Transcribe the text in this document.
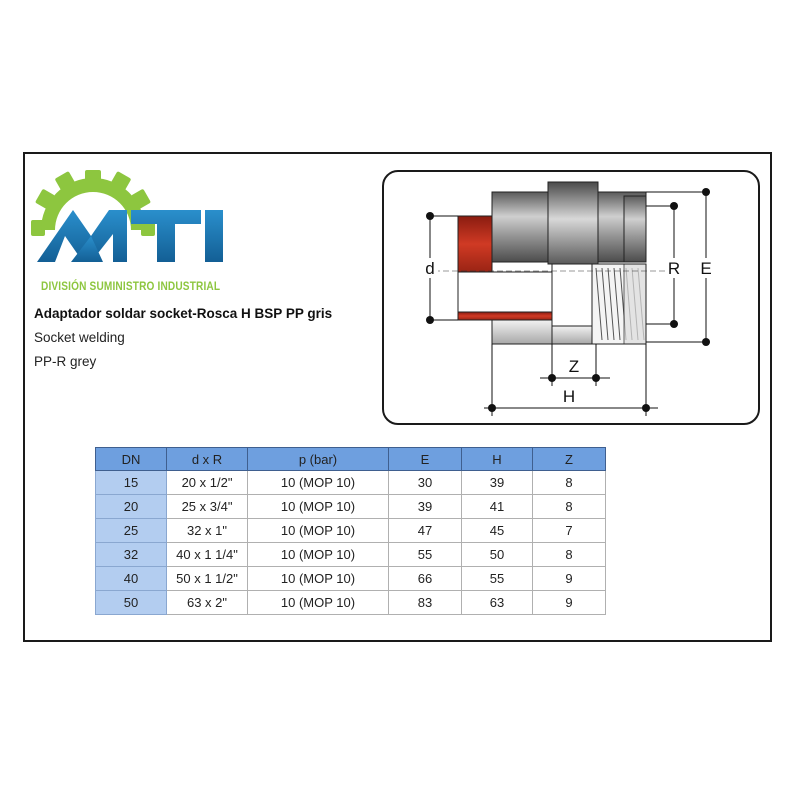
DIVISIÓN SUMINISTRO INDUSTRIAL
Adaptador soldar socket-Rosca H BSP PP gris
Socket welding
PP-R grey
d	R E
Z
H
DN	d x R	p (bar)	E	H	Z
15	20 x 1/2"	10 (MOP 10)	30	39	8
20	25 x 3/4"	10 (MOP 10)	39	41	8
25	32 x 1"	10 (MOP 10)	47	45	7
32	40 x 1 1/4"	10 (MOP 10)	55	50	8
40	50 x 1 1/2"	10 (MOP 10)	66	55	9
50	63 x 2"	10 (MOP 10)	83	63	9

----------------

## Exercise instructions:
Do not copy the pictures, but repeat every line exactly.

## Exercise solution:
Transcribe the text in this document.
DIVISIÓN SUMINISTRO INDUSTRIAL
Adaptador soldar socket-Rosca H BSP PP gris
Socket welding
PP-R grey
d	R E
Z
H
DN	d x R	p (bar)	E	H	Z
15	20 x 1/2"	10 (MOP 10)	30	39	8
20	25 x 3/4"	10 (MOP 10)	39	41	8
25	32 x 1"	10 (MOP 10)	47	45	7
32	40 x 1 1/4"	10 (MOP 10)	55	50	8
40	50 x 1 1/2"	10 (MOP 10)	66	55	9
50	63 x 2"	10 (MOP 10)	83	63	9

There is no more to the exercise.